— BEGIN EXTRACTED DATA —

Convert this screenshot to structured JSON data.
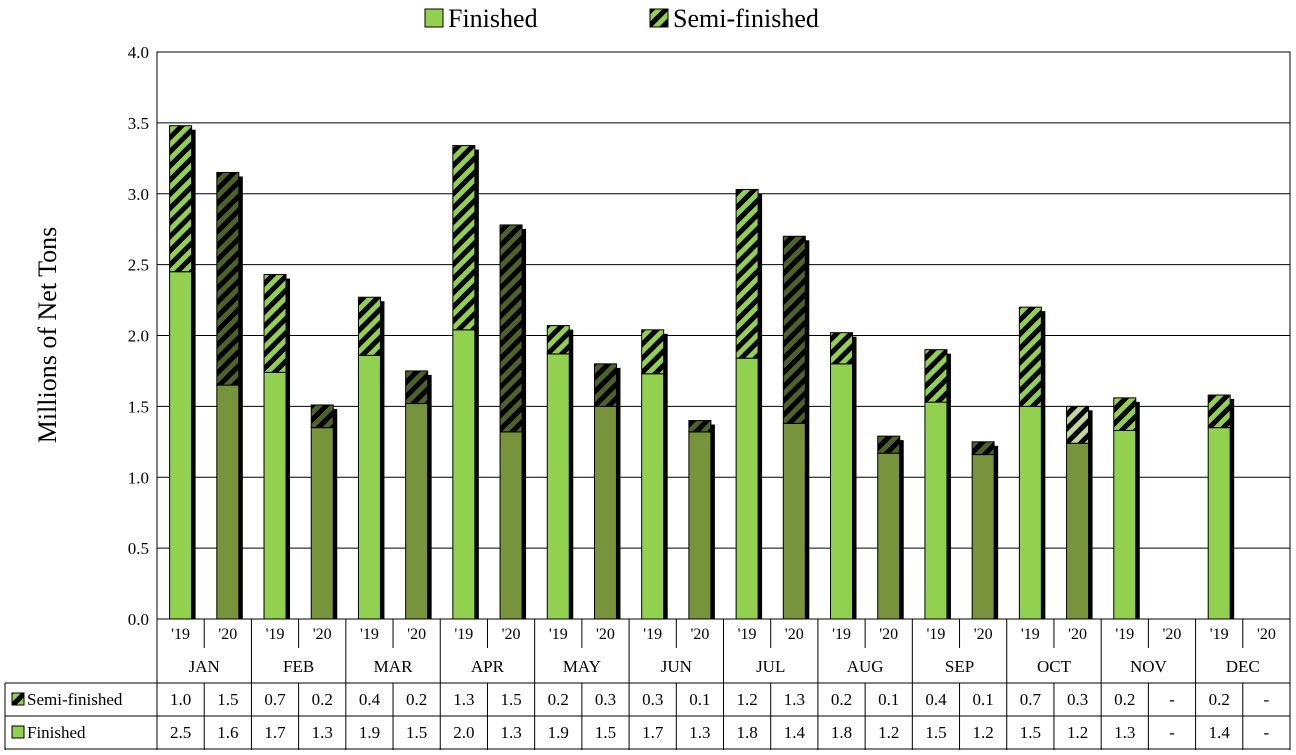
{
  "chart_data": {
    "type": "bar",
    "stacked": true,
    "ylabel": "Millions of Net Tons",
    "ylim": [
      0,
      4.0
    ],
    "yticks": [
      "0.0",
      "0.5",
      "1.0",
      "1.5",
      "2.0",
      "2.5",
      "3.0",
      "3.5",
      "4.0"
    ],
    "grid": true,
    "legend_position": "top",
    "months": [
      "JAN",
      "FEB",
      "MAR",
      "APR",
      "MAY",
      "JUN",
      "JUL",
      "AUG",
      "SEP",
      "OCT",
      "NOV",
      "DEC"
    ],
    "years": [
      "'19",
      "'20"
    ],
    "series": [
      {
        "name": "Finished",
        "values_2019": [
          2.45,
          1.74,
          1.86,
          2.04,
          1.87,
          1.73,
          1.84,
          1.8,
          1.53,
          1.5,
          1.33,
          1.35
        ],
        "values_2020": [
          1.65,
          1.35,
          1.52,
          1.32,
          1.5,
          1.32,
          1.38,
          1.17,
          1.16,
          1.24,
          null,
          null
        ]
      },
      {
        "name": "Semi-finished",
        "values_2019": [
          1.03,
          0.69,
          0.41,
          1.3,
          0.2,
          0.31,
          1.19,
          0.22,
          0.37,
          0.7,
          0.23,
          0.23
        ],
        "values_2020": [
          1.5,
          0.16,
          0.23,
          1.46,
          0.3,
          0.08,
          1.32,
          0.12,
          0.09,
          0.26,
          null,
          null
        ]
      }
    ],
    "table": {
      "rows": [
        {
          "label": "Semi-finished",
          "cells": [
            "1.0",
            "1.5",
            "0.7",
            "0.2",
            "0.4",
            "0.2",
            "1.3",
            "1.5",
            "0.2",
            "0.3",
            "0.3",
            "0.1",
            "1.2",
            "1.3",
            "0.2",
            "0.1",
            "0.4",
            "0.1",
            "0.7",
            "0.3",
            "0.2",
            "-",
            "0.2",
            "-"
          ]
        },
        {
          "label": "Finished",
          "cells": [
            "2.5",
            "1.6",
            "1.7",
            "1.3",
            "1.9",
            "1.5",
            "2.0",
            "1.3",
            "1.9",
            "1.5",
            "1.7",
            "1.3",
            "1.8",
            "1.4",
            "1.8",
            "1.2",
            "1.5",
            "1.2",
            "1.5",
            "1.2",
            "1.3",
            "-",
            "1.4",
            "-"
          ]
        }
      ]
    },
    "colors": {
      "finished_2019": "#92d050",
      "finished_2020": "#77933c",
      "semi_2019_stripe": "#92d050",
      "semi_2020_stripe": "#4f6228",
      "semi_oct_2020_stripe": "#c4d79b",
      "grid": "#000000"
    }
  }
}
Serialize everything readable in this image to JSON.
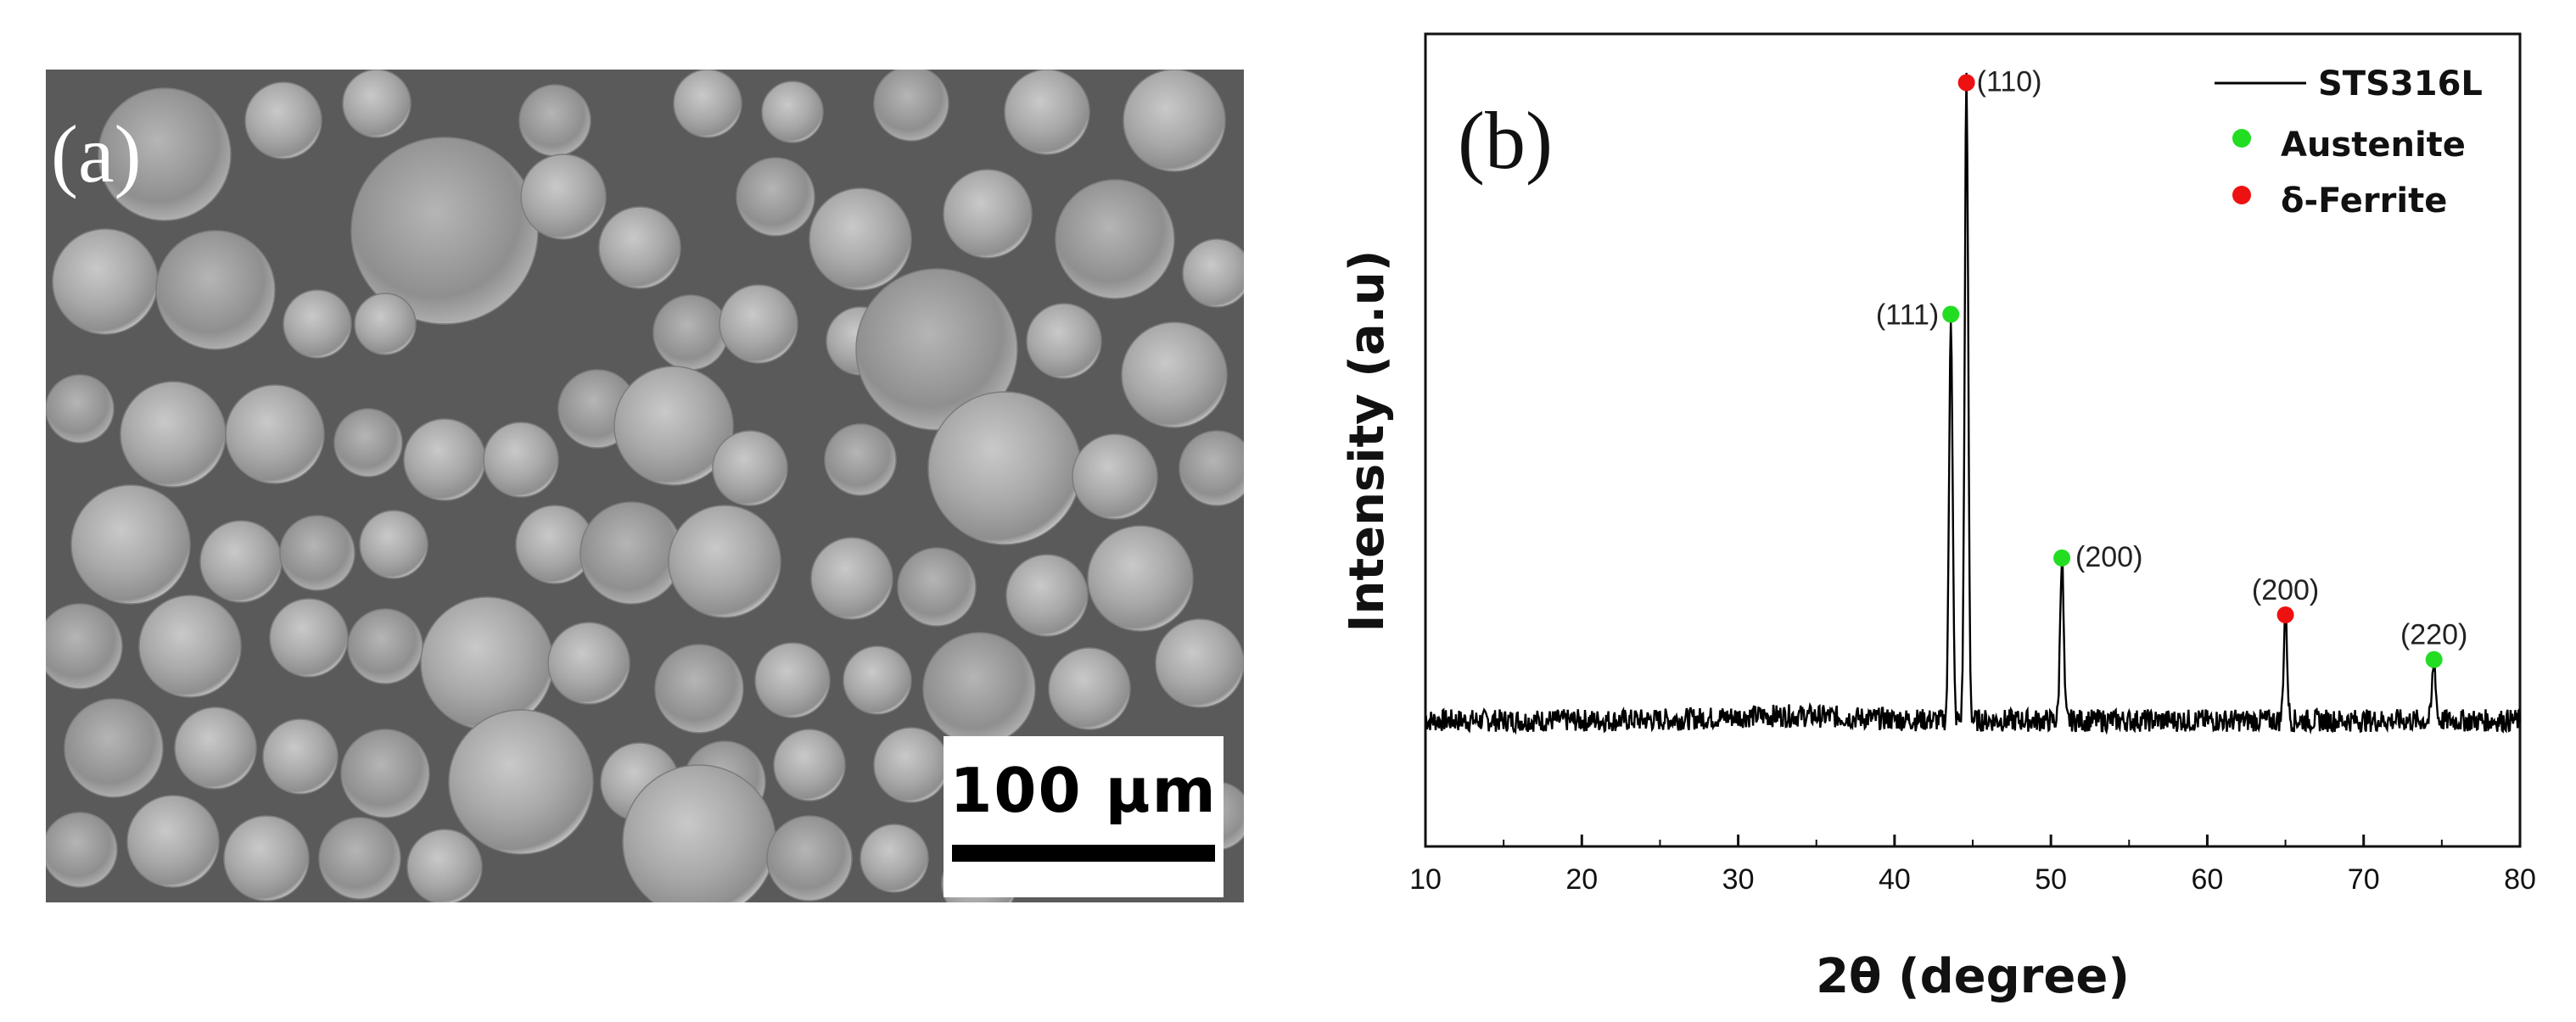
{
  "figure": {
    "sem_panel": {
      "panel_letter": "(a)",
      "scale_bar_label": "100 μm"
    },
    "xrd_panel": {
      "panel_letter": "(b)"
    }
  },
  "chart_data": {
    "type": "line",
    "title": "",
    "xlabel": "2θ (degree)",
    "ylabel": "Intensity (a.u)",
    "xlim": [
      10,
      80
    ],
    "ylim": [
      0,
      1
    ],
    "xticks": [
      10,
      20,
      30,
      40,
      50,
      60,
      70,
      80
    ],
    "y_tick_labels": false,
    "grid": false,
    "legend_position": "top-right",
    "series": [
      {
        "name": "STS316L",
        "color": "#000000",
        "baseline": 0.155,
        "peaks": [
          {
            "x": 43.6,
            "y": 0.655
          },
          {
            "x": 44.6,
            "y": 0.94
          },
          {
            "x": 50.7,
            "y": 0.355
          },
          {
            "x": 65.0,
            "y": 0.285
          },
          {
            "x": 74.5,
            "y": 0.23
          }
        ]
      }
    ],
    "markers": [
      {
        "name": "Austenite",
        "color": "#22dd22"
      },
      {
        "name": "δ-Ferrite",
        "color": "#ee1111"
      }
    ],
    "peak_labels": [
      {
        "text": "(111)",
        "x": 43.6,
        "y": 0.655,
        "phase": "Austenite"
      },
      {
        "text": "(110)",
        "x": 44.6,
        "y": 0.94,
        "phase": "δ-Ferrite"
      },
      {
        "text": "(200)",
        "x": 50.7,
        "y": 0.355,
        "phase": "Austenite"
      },
      {
        "text": "(200)",
        "x": 65.0,
        "y": 0.285,
        "phase": "δ-Ferrite"
      },
      {
        "text": "(220)",
        "x": 74.5,
        "y": 0.23,
        "phase": "Austenite"
      }
    ]
  }
}
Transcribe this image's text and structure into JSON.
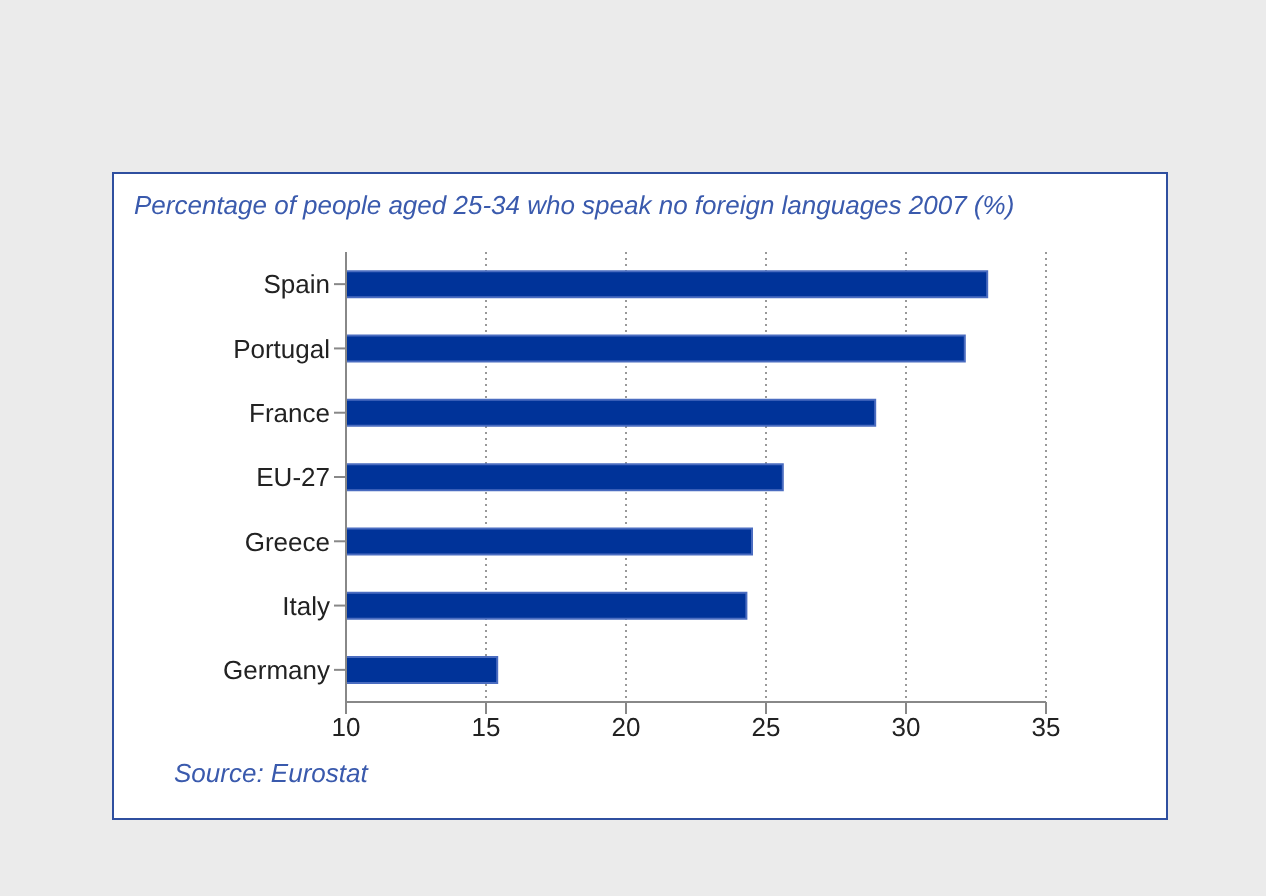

— END EXTRACTED DATA —

* **AIM OF THE TASK**: Images in the records should not be copied. Repeat all the rest exactly.

* **OUTPUT OF THE EXERCISE**:
Convert this screenshot to structured JSON data.
{
  "chart_data": {
    "type": "bar",
    "stacked": true,
    "ylabel": "Millions of Net Tons",
    "ylim": [
      0,
      4.0
    ],
    "yticks": [
      "0.0",
      "0.5",
      "1.0",
      "1.5",
      "2.0",
      "2.5",
      "3.0",
      "3.5",
      "4.0"
    ],
    "grid": true,
    "legend_position": "top",
    "months": [
      "JAN",
      "FEB",
      "MAR",
      "APR",
      "MAY",
      "JUN",
      "JUL",
      "AUG",
      "SEP",
      "OCT",
      "NOV",
      "DEC"
    ],
    "years": [
      "'19",
      "'20"
    ],
    "series": [
      {
        "name": "Finished",
        "values_2019": [
          2.45,
          1.74,
          1.86,
          2.04,
          1.87,
          1.73,
          1.84,
          1.8,
          1.53,
          1.5,
          1.33,
          1.35
        ],
        "values_2020": [
          1.65,
          1.35,
          1.52,
          1.32,
          1.5,
          1.32,
          1.38,
          1.17,
          1.16,
          1.24,
          null,
          null
        ]
      },
      {
        "name": "Semi-finished",
        "values_2019": [
          1.03,
          0.69,
          0.41,
          1.3,
          0.2,
          0.31,
          1.19,
          0.22,
          0.37,
          0.7,
          0.23,
          0.23
        ],
        "values_2020": [
          1.5,
          0.16,
          0.23,
          1.46,
          0.3,
          0.08,
          1.32,
          0.12,
          0.09,
          0.26,
          null,
          null
        ]
      }
    ],
    "table": {
      "rows": [
        {
          "label": "Semi-finished",
          "cells": [
            "1.0",
            "1.5",
            "0.7",
            "0.2",
            "0.4",
            "0.2",
            "1.3",
            "1.5",
            "0.2",
            "0.3",
            "0.3",
            "0.1",
            "1.2",
            "1.3",
            "0.2",
            "0.1",
            "0.4",
            "0.1",
            "0.7",
            "0.3",
            "0.2",
            "-",
            "0.2",
            "-"
          ]
        },
        {
          "label": "Finished",
          "cells": [
            "2.5",
            "1.6",
            "1.7",
            "1.3",
            "1.9",
            "1.5",
            "2.0",
            "1.3",
            "1.9",
            "1.5",
            "1.7",
            "1.3",
            "1.8",
            "1.4",
            "1.8",
            "1.2",
            "1.5",
            "1.2",
            "1.5",
            "1.2",
            "1.3",
            "-",
            "1.4",
            "-"
          ]
        }
      ]
    },
    "colors": {
      "finished_2019": "#92d050",
      "finished_2020": "#77933c",
      "semi_2019_stripe": "#92d050",
      "semi_2020_stripe": "#4f6228",
      "semi_oct_2020_stripe": "#c4d79b",
      "grid": "#000000"
    }
  }
}
Serialize everything readable in this image to JSON.
{
  "figure": {
    "sem_panel": {
      "panel_letter": "(a)",
      "scale_bar_label": "100 μm"
    },
    "xrd_panel": {
      "panel_letter": "(b)"
    }
  },
  "chart_data": {
    "type": "line",
    "title": "",
    "xlabel": "2θ (degree)",
    "ylabel": "Intensity (a.u)",
    "xlim": [
      10,
      80
    ],
    "ylim": [
      0,
      1
    ],
    "xticks": [
      10,
      20,
      30,
      40,
      50,
      60,
      70,
      80
    ],
    "y_tick_labels": false,
    "grid": false,
    "legend_position": "top-right",
    "series": [
      {
        "name": "STS316L",
        "color": "#000000",
        "baseline": 0.155,
        "peaks": [
          {
            "x": 43.6,
            "y": 0.655
          },
          {
            "x": 44.6,
            "y": 0.94
          },
          {
            "x": 50.7,
            "y": 0.355
          },
          {
            "x": 65.0,
            "y": 0.285
          },
          {
            "x": 74.5,
            "y": 0.23
          }
        ]
      }
    ],
    "markers": [
      {
        "name": "Austenite",
        "color": "#22dd22"
      },
      {
        "name": "δ-Ferrite",
        "color": "#ee1111"
      }
    ],
    "peak_labels": [
      {
        "text": "(111)",
        "x": 43.6,
        "y": 0.655,
        "phase": "Austenite"
      },
      {
        "text": "(110)",
        "x": 44.6,
        "y": 0.94,
        "phase": "δ-Ferrite"
      },
      {
        "text": "(200)",
        "x": 50.7,
        "y": 0.355,
        "phase": "Austenite"
      },
      {
        "text": "(200)",
        "x": 65.0,
        "y": 0.285,
        "phase": "δ-Ferrite"
      },
      {
        "text": "(220)",
        "x": 74.5,
        "y": 0.23,
        "phase": "Austenite"
      }
    ]
  }
}
Transcribe this image's text and structure into JSON.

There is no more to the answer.